BEGIN SUPPLIED RECORDS
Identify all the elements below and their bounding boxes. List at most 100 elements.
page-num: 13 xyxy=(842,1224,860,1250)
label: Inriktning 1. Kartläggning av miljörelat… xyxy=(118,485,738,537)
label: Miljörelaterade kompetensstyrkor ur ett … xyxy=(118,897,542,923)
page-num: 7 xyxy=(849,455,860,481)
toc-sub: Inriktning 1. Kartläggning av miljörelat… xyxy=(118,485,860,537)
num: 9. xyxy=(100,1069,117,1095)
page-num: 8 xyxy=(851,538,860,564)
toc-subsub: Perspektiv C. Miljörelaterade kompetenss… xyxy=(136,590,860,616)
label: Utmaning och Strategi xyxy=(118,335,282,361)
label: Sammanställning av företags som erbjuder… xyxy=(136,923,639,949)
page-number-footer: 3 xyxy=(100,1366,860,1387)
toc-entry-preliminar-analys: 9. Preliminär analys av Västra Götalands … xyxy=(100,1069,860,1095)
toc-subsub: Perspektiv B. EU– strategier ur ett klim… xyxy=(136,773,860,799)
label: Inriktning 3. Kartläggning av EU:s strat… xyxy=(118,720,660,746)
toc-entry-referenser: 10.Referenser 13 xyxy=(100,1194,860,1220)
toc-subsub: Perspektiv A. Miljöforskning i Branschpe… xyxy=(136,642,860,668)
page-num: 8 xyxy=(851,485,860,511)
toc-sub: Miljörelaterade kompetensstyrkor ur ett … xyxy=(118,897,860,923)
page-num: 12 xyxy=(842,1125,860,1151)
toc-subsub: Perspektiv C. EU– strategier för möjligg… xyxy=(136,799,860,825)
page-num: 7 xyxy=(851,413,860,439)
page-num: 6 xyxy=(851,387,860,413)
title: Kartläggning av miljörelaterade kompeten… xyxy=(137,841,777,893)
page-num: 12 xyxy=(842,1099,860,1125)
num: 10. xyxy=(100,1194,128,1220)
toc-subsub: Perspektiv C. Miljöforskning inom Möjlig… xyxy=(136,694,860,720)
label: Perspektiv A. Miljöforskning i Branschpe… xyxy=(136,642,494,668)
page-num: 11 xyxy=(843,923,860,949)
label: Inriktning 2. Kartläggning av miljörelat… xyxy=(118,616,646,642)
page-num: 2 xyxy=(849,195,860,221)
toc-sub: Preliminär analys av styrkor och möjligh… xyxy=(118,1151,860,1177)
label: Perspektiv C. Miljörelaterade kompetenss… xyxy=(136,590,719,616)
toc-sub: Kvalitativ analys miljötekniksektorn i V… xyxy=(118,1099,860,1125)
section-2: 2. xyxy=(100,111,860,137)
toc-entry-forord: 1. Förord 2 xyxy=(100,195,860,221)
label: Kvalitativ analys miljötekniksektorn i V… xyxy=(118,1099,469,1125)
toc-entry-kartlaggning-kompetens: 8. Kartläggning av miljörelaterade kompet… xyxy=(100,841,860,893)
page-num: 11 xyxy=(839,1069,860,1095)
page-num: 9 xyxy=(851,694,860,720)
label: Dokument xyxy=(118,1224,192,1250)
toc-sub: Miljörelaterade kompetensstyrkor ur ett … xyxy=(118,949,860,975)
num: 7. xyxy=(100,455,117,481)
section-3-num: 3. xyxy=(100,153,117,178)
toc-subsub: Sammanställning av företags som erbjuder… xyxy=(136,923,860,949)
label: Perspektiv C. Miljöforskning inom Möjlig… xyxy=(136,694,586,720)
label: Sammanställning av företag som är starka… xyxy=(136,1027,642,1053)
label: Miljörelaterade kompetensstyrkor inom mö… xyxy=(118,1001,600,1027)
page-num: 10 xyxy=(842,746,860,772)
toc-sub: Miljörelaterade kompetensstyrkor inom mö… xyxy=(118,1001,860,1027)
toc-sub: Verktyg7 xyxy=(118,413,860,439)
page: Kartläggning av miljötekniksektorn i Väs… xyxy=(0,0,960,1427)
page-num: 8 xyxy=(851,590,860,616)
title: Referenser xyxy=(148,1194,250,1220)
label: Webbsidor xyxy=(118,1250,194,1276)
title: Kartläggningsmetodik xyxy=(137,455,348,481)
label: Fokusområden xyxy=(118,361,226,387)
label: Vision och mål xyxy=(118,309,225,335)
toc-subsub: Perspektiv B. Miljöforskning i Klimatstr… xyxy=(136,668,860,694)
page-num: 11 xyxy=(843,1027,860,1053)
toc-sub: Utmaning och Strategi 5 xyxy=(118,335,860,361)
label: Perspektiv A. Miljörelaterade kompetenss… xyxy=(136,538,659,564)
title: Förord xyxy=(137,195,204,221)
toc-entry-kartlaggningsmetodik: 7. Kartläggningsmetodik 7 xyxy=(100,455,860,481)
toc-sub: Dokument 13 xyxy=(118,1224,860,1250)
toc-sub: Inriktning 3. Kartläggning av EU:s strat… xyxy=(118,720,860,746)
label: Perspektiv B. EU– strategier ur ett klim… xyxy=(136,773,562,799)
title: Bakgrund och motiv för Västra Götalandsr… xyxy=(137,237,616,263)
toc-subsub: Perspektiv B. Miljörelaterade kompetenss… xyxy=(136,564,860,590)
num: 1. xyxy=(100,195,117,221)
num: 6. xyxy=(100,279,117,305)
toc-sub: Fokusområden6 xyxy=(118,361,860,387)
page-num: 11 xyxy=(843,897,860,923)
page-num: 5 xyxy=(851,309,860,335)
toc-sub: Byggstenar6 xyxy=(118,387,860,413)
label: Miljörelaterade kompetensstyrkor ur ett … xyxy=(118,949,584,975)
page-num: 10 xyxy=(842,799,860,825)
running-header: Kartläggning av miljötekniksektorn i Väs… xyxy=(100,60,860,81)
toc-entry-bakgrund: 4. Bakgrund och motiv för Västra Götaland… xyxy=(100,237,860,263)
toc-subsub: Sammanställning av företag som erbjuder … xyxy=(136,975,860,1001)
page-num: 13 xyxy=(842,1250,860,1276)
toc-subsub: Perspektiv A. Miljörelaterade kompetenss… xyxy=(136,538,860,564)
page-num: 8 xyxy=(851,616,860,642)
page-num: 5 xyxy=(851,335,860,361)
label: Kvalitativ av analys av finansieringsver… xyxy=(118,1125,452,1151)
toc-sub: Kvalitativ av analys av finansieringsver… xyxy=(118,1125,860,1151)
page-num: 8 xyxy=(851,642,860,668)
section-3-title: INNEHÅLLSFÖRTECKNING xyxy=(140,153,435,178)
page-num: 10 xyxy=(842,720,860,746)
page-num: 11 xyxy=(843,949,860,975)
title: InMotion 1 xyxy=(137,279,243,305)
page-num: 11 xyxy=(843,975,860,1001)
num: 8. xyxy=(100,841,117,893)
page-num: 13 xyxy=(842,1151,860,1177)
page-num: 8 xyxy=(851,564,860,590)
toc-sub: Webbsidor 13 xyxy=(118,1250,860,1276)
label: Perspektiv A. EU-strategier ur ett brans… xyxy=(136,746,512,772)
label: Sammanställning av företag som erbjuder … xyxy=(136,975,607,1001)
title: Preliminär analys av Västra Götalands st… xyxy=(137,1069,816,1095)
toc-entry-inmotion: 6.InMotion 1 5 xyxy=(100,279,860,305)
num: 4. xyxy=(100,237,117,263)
END SUPPLIED RECORDS
### [AIM OF THE TASK]
Copy all the records with every "toc-subsub" replaced by "toc-level-3". Leave everything else as it is.

### [FINISHED ANSWER]
Identify all the elements below and their bounding boxes. List at most 100 elements.
page-num: 13 xyxy=(842,1224,860,1250)
label: Inriktning 1. Kartläggning av miljörelat… xyxy=(118,485,738,537)
label: Miljörelaterade kompetensstyrkor ur ett … xyxy=(118,897,542,923)
page-num: 7 xyxy=(849,455,860,481)
toc-sub: Inriktning 1. Kartläggning av miljörelat… xyxy=(118,485,860,537)
num: 9. xyxy=(100,1069,117,1095)
page-num: 8 xyxy=(851,538,860,564)
toc-level-3: Perspektiv C. Miljörelaterade kompetenss… xyxy=(136,590,860,616)
label: Utmaning och Strategi xyxy=(118,335,282,361)
label: Sammanställning av företags som erbjuder… xyxy=(136,923,639,949)
page-number-footer: 3 xyxy=(100,1366,860,1387)
toc-entry-preliminar-analys: 9. Preliminär analys av Västra Götalands … xyxy=(100,1069,860,1095)
toc-level-3: Perspektiv B. EU– strategier ur ett klim… xyxy=(136,773,860,799)
label: Inriktning 3. Kartläggning av EU:s strat… xyxy=(118,720,660,746)
toc-entry-referenser: 10.Referenser 13 xyxy=(100,1194,860,1220)
toc-level-3: Perspektiv A. Miljöforskning i Branschpe… xyxy=(136,642,860,668)
page-num: 8 xyxy=(851,485,860,511)
toc-sub: Miljörelaterade kompetensstyrkor ur ett … xyxy=(118,897,860,923)
page-num: 12 xyxy=(842,1125,860,1151)
toc-level-3: Perspektiv C. EU– strategier för möjligg… xyxy=(136,799,860,825)
page-num: 7 xyxy=(851,413,860,439)
page-num: 6 xyxy=(851,387,860,413)
title: Kartläggning av miljörelaterade kompeten… xyxy=(137,841,777,893)
page-num: 12 xyxy=(842,1099,860,1125)
num: 10. xyxy=(100,1194,128,1220)
toc-level-3: Perspektiv C. Miljöforskning inom Möjlig… xyxy=(136,694,860,720)
label: Perspektiv A. Miljöforskning i Branschpe… xyxy=(136,642,494,668)
page-num: 11 xyxy=(843,923,860,949)
label: Inriktning 2. Kartläggning av miljörelat… xyxy=(118,616,646,642)
page-num: 2 xyxy=(849,195,860,221)
toc-sub: Preliminär analys av styrkor och möjligh… xyxy=(118,1151,860,1177)
label: Perspektiv C. Miljörelaterade kompetenss… xyxy=(136,590,719,616)
toc-sub: Kvalitativ analys miljötekniksektorn i V… xyxy=(118,1099,860,1125)
section-2: 2. xyxy=(100,111,860,137)
toc-entry-forord: 1. Förord 2 xyxy=(100,195,860,221)
label: Kvalitativ analys miljötekniksektorn i V… xyxy=(118,1099,469,1125)
toc-entry-kartlaggning-kompetens: 8. Kartläggning av miljörelaterade kompet… xyxy=(100,841,860,893)
page-num: 11 xyxy=(839,1069,860,1095)
page-num: 9 xyxy=(851,694,860,720)
label: Dokument xyxy=(118,1224,192,1250)
toc-sub: Miljörelaterade kompetensstyrkor ur ett … xyxy=(118,949,860,975)
num: 7. xyxy=(100,455,117,481)
section-3-num: 3. xyxy=(100,153,117,178)
toc-level-3: Sammanställning av företags som erbjuder… xyxy=(136,923,860,949)
label: Perspektiv C. Miljöforskning inom Möjlig… xyxy=(136,694,586,720)
label: Sammanställning av företag som är starka… xyxy=(136,1027,642,1053)
label: Miljörelaterade kompetensstyrkor inom mö… xyxy=(118,1001,600,1027)
page-num: 10 xyxy=(842,746,860,772)
toc-sub: Miljörelaterade kompetensstyrkor inom mö… xyxy=(118,1001,860,1027)
toc-sub: Verktyg7 xyxy=(118,413,860,439)
page: Kartläggning av miljötekniksektorn i Väs… xyxy=(0,0,960,1427)
page-num: 8 xyxy=(851,590,860,616)
title: Referenser xyxy=(148,1194,250,1220)
label: Webbsidor xyxy=(118,1250,194,1276)
title: Kartläggningsmetodik xyxy=(137,455,348,481)
label: Fokusområden xyxy=(118,361,226,387)
label: Vision och mål xyxy=(118,309,225,335)
toc-level-3: Perspektiv B. Miljöforskning i Klimatstr… xyxy=(136,668,860,694)
page-num: 11 xyxy=(843,1027,860,1053)
toc-sub: Utmaning och Strategi 5 xyxy=(118,335,860,361)
label: Perspektiv A. Miljörelaterade kompetenss… xyxy=(136,538,659,564)
title: Förord xyxy=(137,195,204,221)
toc-entry-kartlaggningsmetodik: 7. Kartläggningsmetodik 7 xyxy=(100,455,860,481)
toc-sub: Dokument 13 xyxy=(118,1224,860,1250)
toc-sub: Inriktning 3. Kartläggning av EU:s strat… xyxy=(118,720,860,746)
label: Perspektiv B. EU– strategier ur ett klim… xyxy=(136,773,562,799)
title: Bakgrund och motiv för Västra Götalandsr… xyxy=(137,237,616,263)
toc-level-3: Perspektiv B. Miljörelaterade kompetenss… xyxy=(136,564,860,590)
num: 1. xyxy=(100,195,117,221)
num: 6. xyxy=(100,279,117,305)
toc-sub: Fokusområden6 xyxy=(118,361,860,387)
page-num: 11 xyxy=(843,897,860,923)
page-num: 5 xyxy=(851,309,860,335)
toc-sub: Byggstenar6 xyxy=(118,387,860,413)
label: Miljörelaterade kompetensstyrkor ur ett … xyxy=(118,949,584,975)
page-num: 10 xyxy=(842,799,860,825)
running-header: Kartläggning av miljötekniksektorn i Väs… xyxy=(100,60,860,81)
toc-entry-bakgrund: 4. Bakgrund och motiv för Västra Götaland… xyxy=(100,237,860,263)
toc-level-3: Sammanställning av företag som erbjuder … xyxy=(136,975,860,1001)
page-num: 13 xyxy=(842,1250,860,1276)
toc-level-3: Perspektiv A. Miljörelaterade kompetenss… xyxy=(136,538,860,564)
page-num: 8 xyxy=(851,616,860,642)
page-num: 5 xyxy=(851,335,860,361)
label: Kvalitativ av analys av finansieringsver… xyxy=(118,1125,452,1151)
toc-sub: Kvalitativ av analys av finansieringsver… xyxy=(118,1125,860,1151)
page-num: 8 xyxy=(851,642,860,668)
section-3-title: INNEHÅLLSFÖRTECKNING xyxy=(140,153,435,178)
page-num: 10 xyxy=(842,720,860,746)
page-num: 11 xyxy=(843,949,860,975)
title: InMotion 1 xyxy=(137,279,243,305)
page-num: 11 xyxy=(843,975,860,1001)
num: 8. xyxy=(100,841,117,893)
page-num: 13 xyxy=(842,1151,860,1177)
page-num: 8 xyxy=(851,564,860,590)
toc-sub: Webbsidor 13 xyxy=(118,1250,860,1276)
label: Perspektiv A. EU-strategier ur ett brans… xyxy=(136,746,512,772)
label: Sammanställning av företag som erbjuder … xyxy=(136,975,607,1001)
title: Preliminär analys av Västra Götalands st… xyxy=(137,1069,816,1095)
toc-entry-inmotion: 6.InMotion 1 5 xyxy=(100,279,860,305)
num: 4. xyxy=(100,237,117,263)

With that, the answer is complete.